*DATA PROVIDED*
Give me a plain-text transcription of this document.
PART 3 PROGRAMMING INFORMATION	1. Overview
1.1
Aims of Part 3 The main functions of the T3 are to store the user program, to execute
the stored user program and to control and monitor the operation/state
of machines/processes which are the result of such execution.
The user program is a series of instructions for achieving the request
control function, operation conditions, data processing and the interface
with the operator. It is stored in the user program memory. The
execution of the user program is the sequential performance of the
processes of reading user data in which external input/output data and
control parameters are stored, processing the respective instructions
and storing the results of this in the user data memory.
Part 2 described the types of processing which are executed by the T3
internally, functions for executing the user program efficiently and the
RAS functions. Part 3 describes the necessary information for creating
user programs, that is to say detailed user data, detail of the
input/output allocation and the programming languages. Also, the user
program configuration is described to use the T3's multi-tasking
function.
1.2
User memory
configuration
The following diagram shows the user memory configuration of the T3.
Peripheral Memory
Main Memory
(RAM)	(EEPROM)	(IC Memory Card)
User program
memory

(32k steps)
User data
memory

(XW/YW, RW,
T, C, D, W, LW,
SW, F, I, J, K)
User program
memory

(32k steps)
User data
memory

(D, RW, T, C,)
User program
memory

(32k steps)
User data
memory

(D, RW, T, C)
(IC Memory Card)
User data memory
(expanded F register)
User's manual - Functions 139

*WHAT IS BEING ASKED*
Return all of the entries exactly as written.

*OUTPUT*
Give me a plain-text transcription of this document.
PART 3 PROGRAMMING INFORMATION	1. Overview
1.1
Aims of Part 3 The main functions of the T3 are to store the user program, to execute
the stored user program and to control and monitor the operation/state
of machines/processes which are the result of such execution.
The user program is a series of instructions for achieving the request
control function, operation conditions, data processing and the interface
with the operator. It is stored in the user program memory. The
execution of the user program is the sequential performance of the
processes of reading user data in which external input/output data and
control parameters are stored, processing the respective instructions
and storing the results of this in the user data memory.
Part 2 described the types of processing which are executed by the T3
internally, functions for executing the user program efficiently and the
RAS functions. Part 3 describes the necessary information for creating
user programs, that is to say detailed user data, detail of the
input/output allocation and the programming languages. Also, the user
program configuration is described to use the T3's multi-tasking
function.
1.2
User memory
configuration
The following diagram shows the user memory configuration of the T3.
Peripheral Memory
Main Memory
(RAM)	(EEPROM)	(IC Memory Card)
User program
memory

(32k steps)
User data
memory

(XW/YW, RW,
T, C, D, W, LW,
SW, F, I, J, K)
User program
memory

(32k steps)
User data
memory

(D, RW, T, C,)
User program
memory

(32k steps)
User data
memory

(D, RW, T, C)
(IC Memory Card)
User data memory
(expanded F register)
User's manual - Functions 139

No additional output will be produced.